++++ Teks Bacaan

Selasa, 18 Desember 2012

0 Sepeda Galau yang "MENGGALAU"

Gemerlip lampu-lampu malam pemanis kota Tulungagung, menambah nikmat sajian santap jalan-jalan siapapun yang ingin menhabiskan malam di jalan-jalan kota marmer ini. penataan kota yang cukup asri teduh dan semarak memberikan kesan yang manis dan romantis, sehingga sangat cocok untuk menghilangkan kepnatan fikiran, atau dalam bahasa gaulnya hari ini disebut dengan "GALAU", sedikit alay sich, tapi itulah perubahan kultur yang menjadi keseharian para pemuda yang menghinggapi seantero kota Laskar Badai Selatan ini.
Galau pula telah meng inspirasi beberapa kelompok manusia untuk menciptakan sebuah kesan dan brand, yang mampu membangkitkan gairah pemuda dan menambah pundi-pundi penghasilan sang kreator, sehingga roda perekonomian industri kreatif berputar semakin kencang meskipun hanya sebentar.

++++++++
++++ Materi yang Disediakan

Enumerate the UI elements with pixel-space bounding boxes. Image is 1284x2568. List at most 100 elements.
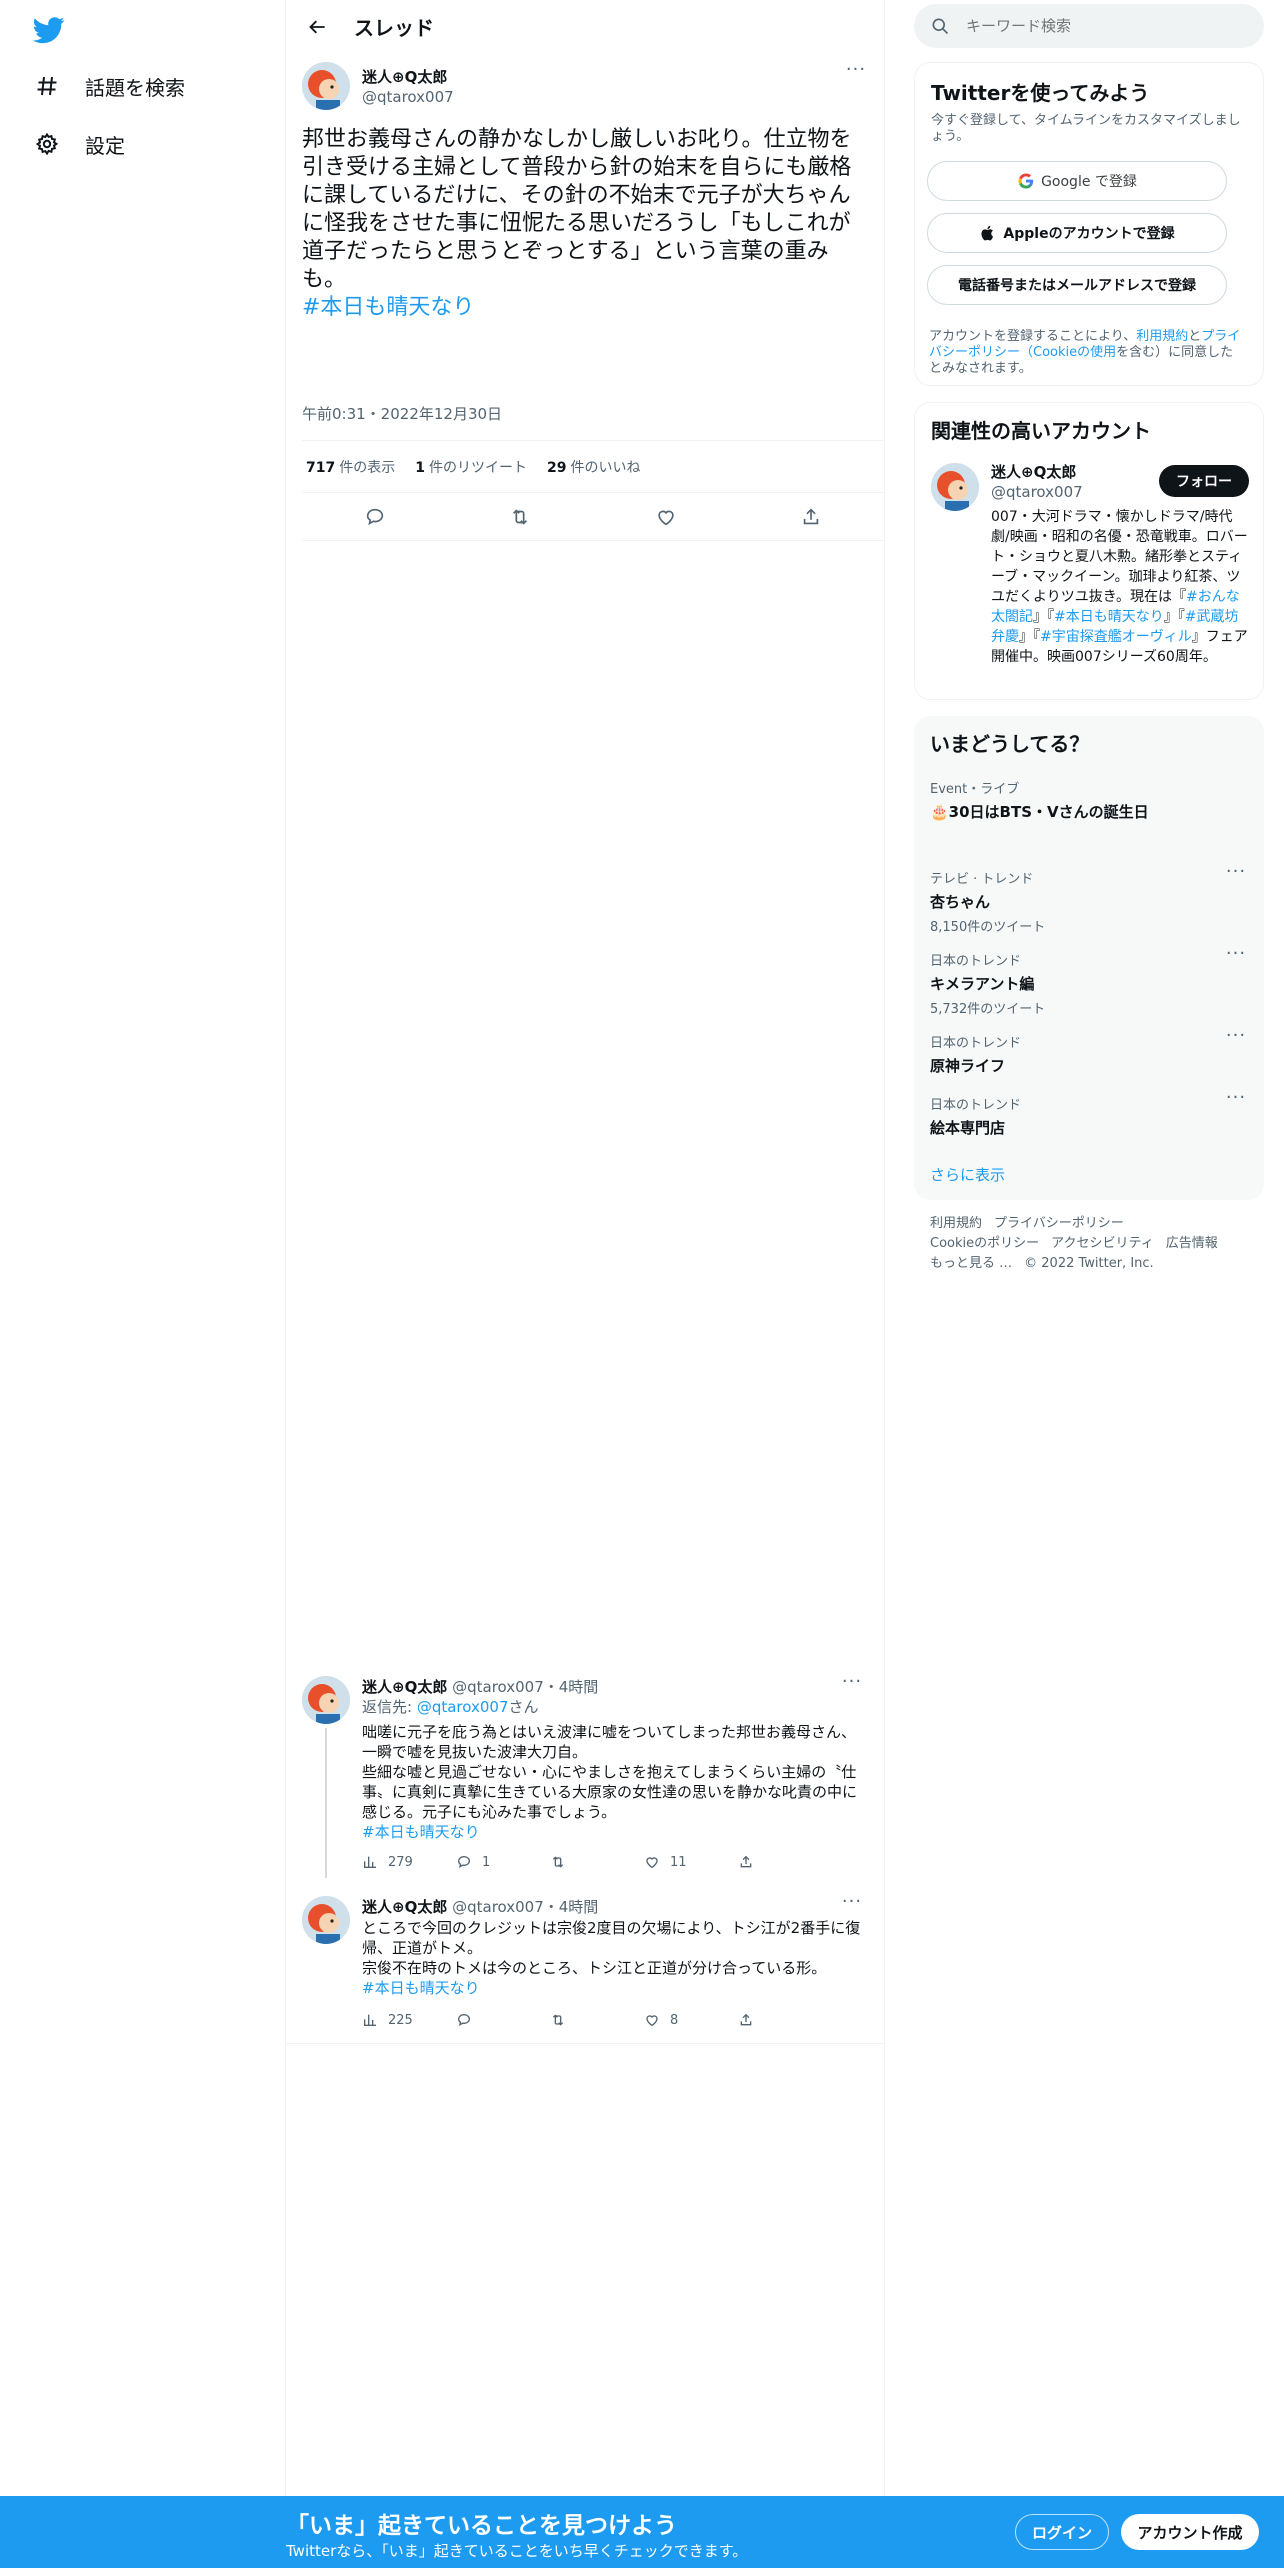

++++++++

▶ [Petunjuk Latihan] Kutiplah bagian teks bacaan tentang sepeda galau antara "Selasa, 18 Desember" dan "meskipun hanya sebentar.", termasuk kedua batas tersebut. Materi tersebut berdiri sendiri dan terpisah dari teks bacaan.

▶ [Jawaban Tugas]
Selasa, 18 Desember 2012

0 Sepeda Galau yang "MENGGALAU"

Gemerlip lampu-lampu malam pemanis kota Tulungagung, menambah nikmat sajian santap jalan-jalan siapapun yang ingin menhabiskan malam di jalan-jalan kota marmer ini. penataan kota yang cukup asri teduh dan semarak memberikan kesan yang manis dan romantis, sehingga sangat cocok untuk menghilangkan kepnatan fikiran, atau dalam bahasa gaulnya hari ini disebut dengan "GALAU", sedikit alay sich, tapi itulah perubahan kultur yang menjadi keseharian para pemuda yang menghinggapi seantero kota Laskar Badai Selatan ini.
Galau pula telah meng inspirasi beberapa kelompok manusia untuk menciptakan sebuah kesan dan brand, yang mampu membangkitkan gairah pemuda dan menambah pundi-pundi penghasilan sang kreator, sehingga roda perekonomian industri kreatif berputar semakin kencang meskipun hanya sebentar.